[Document layout detection data]
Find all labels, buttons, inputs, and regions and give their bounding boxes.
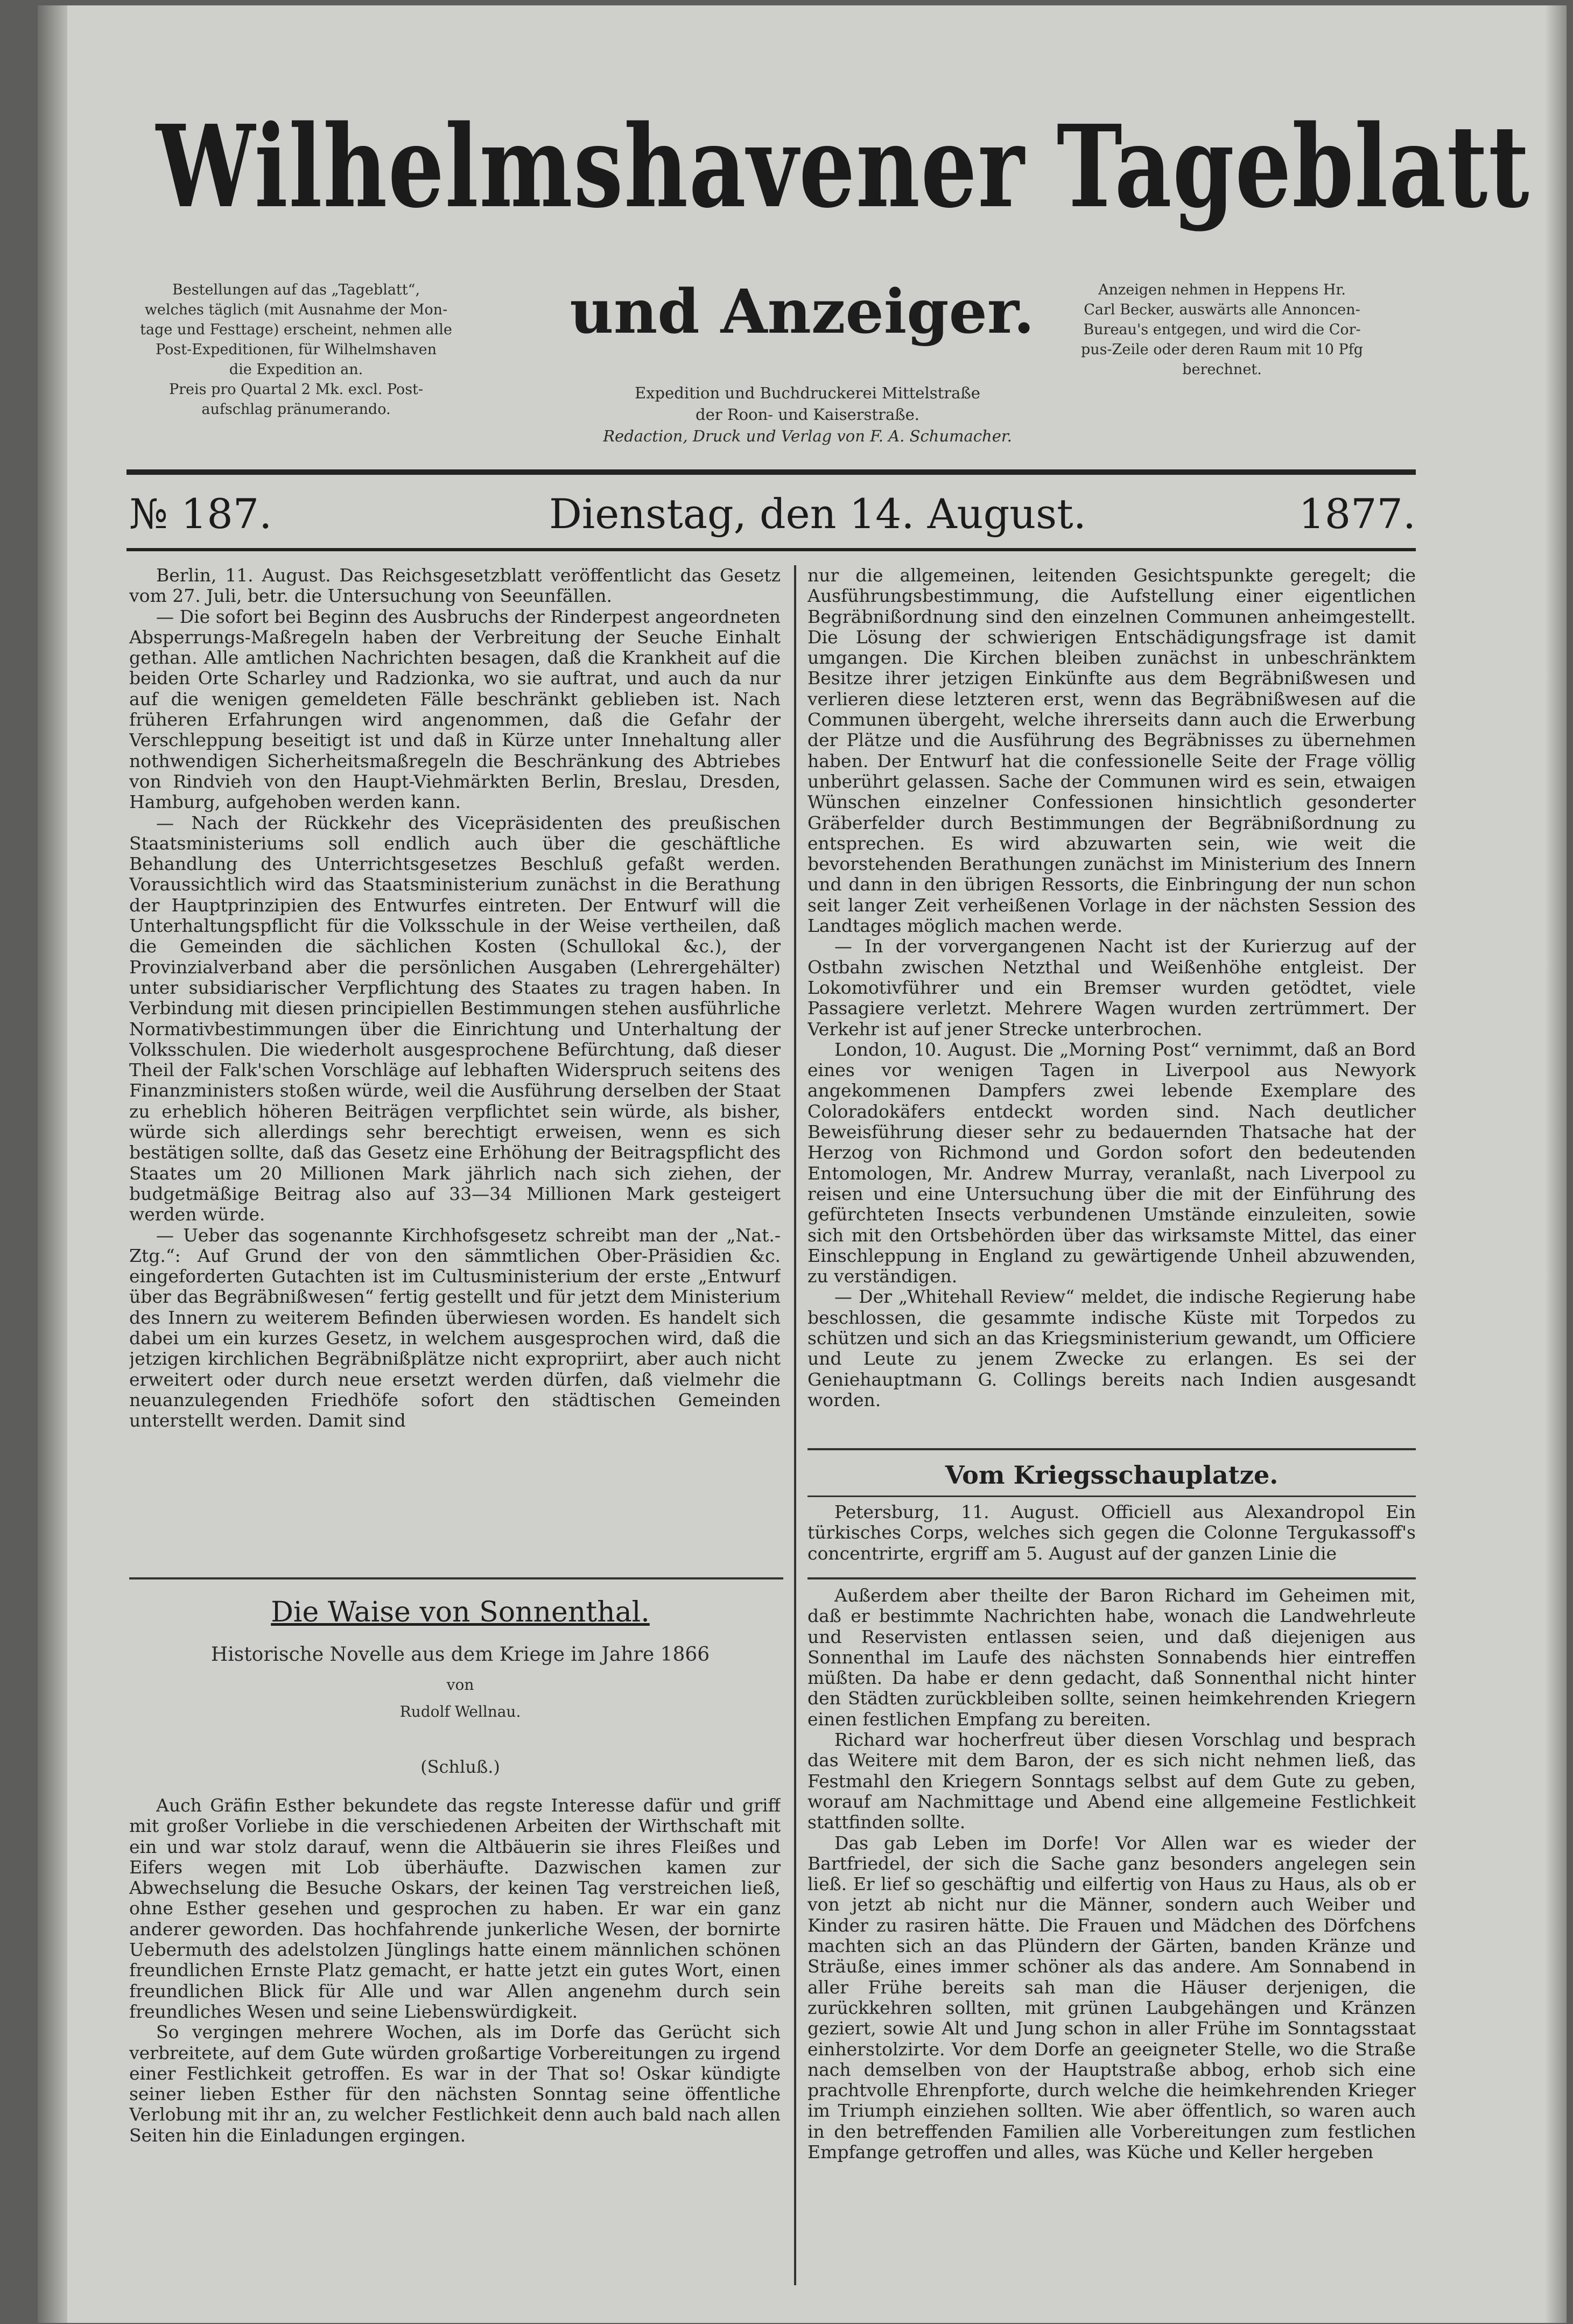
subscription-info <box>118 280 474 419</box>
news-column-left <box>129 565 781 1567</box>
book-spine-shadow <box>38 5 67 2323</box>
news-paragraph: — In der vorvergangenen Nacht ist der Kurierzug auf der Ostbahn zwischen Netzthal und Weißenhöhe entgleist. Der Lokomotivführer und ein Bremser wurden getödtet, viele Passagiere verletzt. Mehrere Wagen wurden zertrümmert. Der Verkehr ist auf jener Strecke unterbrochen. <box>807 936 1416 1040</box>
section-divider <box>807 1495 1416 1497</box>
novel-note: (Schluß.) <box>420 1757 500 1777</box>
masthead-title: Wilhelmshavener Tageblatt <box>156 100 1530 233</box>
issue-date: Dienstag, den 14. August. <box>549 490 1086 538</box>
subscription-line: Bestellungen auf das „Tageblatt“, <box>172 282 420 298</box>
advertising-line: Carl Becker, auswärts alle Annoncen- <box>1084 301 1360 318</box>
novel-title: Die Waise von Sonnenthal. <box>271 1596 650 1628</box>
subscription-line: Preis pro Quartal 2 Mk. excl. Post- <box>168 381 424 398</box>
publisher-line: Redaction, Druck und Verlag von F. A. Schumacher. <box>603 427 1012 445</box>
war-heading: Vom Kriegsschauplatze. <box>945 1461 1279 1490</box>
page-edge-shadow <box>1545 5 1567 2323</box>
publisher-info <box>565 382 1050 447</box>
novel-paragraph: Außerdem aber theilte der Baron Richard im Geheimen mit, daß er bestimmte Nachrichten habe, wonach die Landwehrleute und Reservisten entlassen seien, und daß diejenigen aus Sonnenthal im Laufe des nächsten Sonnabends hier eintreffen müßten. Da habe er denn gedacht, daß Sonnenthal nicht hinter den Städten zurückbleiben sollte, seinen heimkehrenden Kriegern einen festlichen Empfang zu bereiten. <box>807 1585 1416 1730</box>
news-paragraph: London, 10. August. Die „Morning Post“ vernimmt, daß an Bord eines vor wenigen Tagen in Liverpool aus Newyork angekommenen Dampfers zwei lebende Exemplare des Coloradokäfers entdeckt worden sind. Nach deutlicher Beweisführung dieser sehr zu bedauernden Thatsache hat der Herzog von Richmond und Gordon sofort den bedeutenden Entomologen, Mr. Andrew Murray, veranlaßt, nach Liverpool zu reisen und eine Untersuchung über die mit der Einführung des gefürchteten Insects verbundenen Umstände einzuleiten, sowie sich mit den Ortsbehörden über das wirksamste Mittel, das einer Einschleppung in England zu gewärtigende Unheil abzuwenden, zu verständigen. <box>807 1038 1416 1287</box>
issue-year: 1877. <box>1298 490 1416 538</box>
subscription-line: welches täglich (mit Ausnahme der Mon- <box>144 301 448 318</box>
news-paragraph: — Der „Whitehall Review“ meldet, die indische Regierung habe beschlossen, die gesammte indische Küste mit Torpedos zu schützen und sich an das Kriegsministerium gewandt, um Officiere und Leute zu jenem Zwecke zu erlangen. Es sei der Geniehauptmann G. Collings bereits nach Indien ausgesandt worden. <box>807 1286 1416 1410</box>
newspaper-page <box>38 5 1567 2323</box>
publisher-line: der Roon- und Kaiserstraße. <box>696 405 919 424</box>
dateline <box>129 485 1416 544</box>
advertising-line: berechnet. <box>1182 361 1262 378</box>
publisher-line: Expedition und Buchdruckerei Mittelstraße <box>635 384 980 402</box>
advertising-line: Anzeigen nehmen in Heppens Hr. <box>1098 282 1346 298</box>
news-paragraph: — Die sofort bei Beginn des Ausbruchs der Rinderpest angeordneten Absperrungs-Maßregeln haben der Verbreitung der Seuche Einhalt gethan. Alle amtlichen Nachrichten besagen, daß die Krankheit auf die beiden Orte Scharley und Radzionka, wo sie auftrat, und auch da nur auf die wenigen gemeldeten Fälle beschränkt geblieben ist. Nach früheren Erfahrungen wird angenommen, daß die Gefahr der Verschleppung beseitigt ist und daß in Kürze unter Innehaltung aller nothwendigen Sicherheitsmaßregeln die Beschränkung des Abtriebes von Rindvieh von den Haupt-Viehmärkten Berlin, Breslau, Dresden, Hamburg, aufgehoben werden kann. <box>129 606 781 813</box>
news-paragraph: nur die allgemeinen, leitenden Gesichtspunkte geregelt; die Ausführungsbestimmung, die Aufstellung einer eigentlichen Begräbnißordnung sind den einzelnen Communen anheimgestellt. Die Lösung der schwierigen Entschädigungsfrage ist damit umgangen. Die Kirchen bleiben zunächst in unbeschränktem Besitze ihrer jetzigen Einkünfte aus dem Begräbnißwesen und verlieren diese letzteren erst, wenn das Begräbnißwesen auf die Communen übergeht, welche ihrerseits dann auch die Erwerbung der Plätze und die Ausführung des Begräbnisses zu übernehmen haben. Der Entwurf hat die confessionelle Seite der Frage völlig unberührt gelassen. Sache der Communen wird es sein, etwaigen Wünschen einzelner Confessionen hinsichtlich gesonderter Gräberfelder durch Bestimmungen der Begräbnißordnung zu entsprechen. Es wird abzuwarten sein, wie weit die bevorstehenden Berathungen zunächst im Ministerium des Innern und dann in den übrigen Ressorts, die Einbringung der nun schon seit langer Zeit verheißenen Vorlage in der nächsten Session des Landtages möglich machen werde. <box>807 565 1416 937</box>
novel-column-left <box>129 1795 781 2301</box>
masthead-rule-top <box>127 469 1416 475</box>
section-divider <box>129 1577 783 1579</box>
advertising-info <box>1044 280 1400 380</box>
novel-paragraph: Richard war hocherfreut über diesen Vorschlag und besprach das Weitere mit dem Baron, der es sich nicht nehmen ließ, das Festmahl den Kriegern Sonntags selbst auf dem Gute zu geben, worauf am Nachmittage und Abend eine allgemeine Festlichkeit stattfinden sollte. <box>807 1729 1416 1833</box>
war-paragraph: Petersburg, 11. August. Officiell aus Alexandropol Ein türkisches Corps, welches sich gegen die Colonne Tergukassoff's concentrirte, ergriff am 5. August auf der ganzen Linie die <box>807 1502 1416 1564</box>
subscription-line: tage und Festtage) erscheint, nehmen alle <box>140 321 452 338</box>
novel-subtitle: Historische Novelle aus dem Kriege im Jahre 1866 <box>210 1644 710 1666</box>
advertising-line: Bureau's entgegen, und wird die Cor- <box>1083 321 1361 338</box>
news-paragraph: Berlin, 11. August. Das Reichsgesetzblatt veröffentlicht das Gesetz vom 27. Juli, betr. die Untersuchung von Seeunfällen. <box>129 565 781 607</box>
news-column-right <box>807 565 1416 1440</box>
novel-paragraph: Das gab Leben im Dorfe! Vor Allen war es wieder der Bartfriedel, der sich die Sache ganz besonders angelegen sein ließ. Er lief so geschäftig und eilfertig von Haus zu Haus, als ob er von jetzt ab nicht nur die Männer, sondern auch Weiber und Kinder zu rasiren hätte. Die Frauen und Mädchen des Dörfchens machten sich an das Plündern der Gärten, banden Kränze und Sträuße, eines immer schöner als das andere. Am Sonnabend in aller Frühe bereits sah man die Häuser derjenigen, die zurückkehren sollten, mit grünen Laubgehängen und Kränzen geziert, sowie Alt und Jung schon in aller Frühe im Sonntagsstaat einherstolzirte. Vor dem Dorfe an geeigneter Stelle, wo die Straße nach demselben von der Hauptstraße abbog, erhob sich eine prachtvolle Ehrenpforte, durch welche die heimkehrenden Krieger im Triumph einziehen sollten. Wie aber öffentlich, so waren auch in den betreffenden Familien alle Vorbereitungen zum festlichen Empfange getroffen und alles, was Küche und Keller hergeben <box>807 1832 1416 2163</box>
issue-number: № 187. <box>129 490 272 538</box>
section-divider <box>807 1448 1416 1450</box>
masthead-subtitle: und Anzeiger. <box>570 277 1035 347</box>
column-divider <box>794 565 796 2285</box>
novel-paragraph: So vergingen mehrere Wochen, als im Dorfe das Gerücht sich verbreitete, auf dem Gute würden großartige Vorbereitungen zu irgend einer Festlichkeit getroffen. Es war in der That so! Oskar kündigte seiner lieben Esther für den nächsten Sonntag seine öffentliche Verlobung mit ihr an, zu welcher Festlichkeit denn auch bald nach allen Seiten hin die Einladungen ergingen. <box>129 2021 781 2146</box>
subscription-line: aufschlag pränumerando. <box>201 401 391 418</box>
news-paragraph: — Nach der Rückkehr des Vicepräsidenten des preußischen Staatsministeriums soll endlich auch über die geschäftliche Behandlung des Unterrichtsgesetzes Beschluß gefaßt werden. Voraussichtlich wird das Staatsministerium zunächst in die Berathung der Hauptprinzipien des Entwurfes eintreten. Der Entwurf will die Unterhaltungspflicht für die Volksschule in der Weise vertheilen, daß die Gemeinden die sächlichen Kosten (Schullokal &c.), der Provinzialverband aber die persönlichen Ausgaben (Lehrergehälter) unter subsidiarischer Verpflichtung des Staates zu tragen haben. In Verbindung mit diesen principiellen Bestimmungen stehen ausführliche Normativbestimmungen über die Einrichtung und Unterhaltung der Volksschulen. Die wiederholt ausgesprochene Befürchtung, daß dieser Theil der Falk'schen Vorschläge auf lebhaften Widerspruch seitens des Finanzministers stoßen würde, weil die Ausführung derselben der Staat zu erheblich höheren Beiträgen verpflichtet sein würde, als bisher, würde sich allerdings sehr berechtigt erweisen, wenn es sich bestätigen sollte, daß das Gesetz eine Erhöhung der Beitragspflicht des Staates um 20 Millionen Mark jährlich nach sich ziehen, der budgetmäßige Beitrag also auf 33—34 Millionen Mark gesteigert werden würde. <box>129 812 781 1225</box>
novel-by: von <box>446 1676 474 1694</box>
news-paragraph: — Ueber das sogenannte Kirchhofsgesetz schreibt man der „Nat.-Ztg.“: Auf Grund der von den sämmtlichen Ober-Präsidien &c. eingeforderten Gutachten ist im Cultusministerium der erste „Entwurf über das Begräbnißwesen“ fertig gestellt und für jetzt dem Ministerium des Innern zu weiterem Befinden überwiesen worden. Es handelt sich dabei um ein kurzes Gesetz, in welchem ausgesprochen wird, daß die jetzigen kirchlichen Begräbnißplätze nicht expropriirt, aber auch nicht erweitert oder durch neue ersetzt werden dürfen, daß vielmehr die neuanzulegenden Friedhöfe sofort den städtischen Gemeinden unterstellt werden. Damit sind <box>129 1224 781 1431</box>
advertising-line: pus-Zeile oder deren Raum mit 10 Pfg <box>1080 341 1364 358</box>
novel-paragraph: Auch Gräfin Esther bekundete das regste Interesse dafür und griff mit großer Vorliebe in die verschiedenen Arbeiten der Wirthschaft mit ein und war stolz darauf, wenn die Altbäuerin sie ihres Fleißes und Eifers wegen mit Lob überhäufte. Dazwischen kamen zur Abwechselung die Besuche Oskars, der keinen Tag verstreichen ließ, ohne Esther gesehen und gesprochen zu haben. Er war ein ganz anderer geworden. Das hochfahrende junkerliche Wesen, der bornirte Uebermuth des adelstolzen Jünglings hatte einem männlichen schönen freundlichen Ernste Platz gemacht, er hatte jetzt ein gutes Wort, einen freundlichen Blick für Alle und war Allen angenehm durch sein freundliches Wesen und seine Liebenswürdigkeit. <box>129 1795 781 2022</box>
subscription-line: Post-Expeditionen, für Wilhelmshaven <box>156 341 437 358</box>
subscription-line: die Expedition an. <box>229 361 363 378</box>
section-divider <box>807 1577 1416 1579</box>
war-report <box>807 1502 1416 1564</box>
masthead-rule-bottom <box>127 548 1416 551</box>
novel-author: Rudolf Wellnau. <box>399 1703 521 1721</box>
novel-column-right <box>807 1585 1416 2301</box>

Problem details — Your answer should be a single number: the count of lines above that contain the word "denn".

Output — 2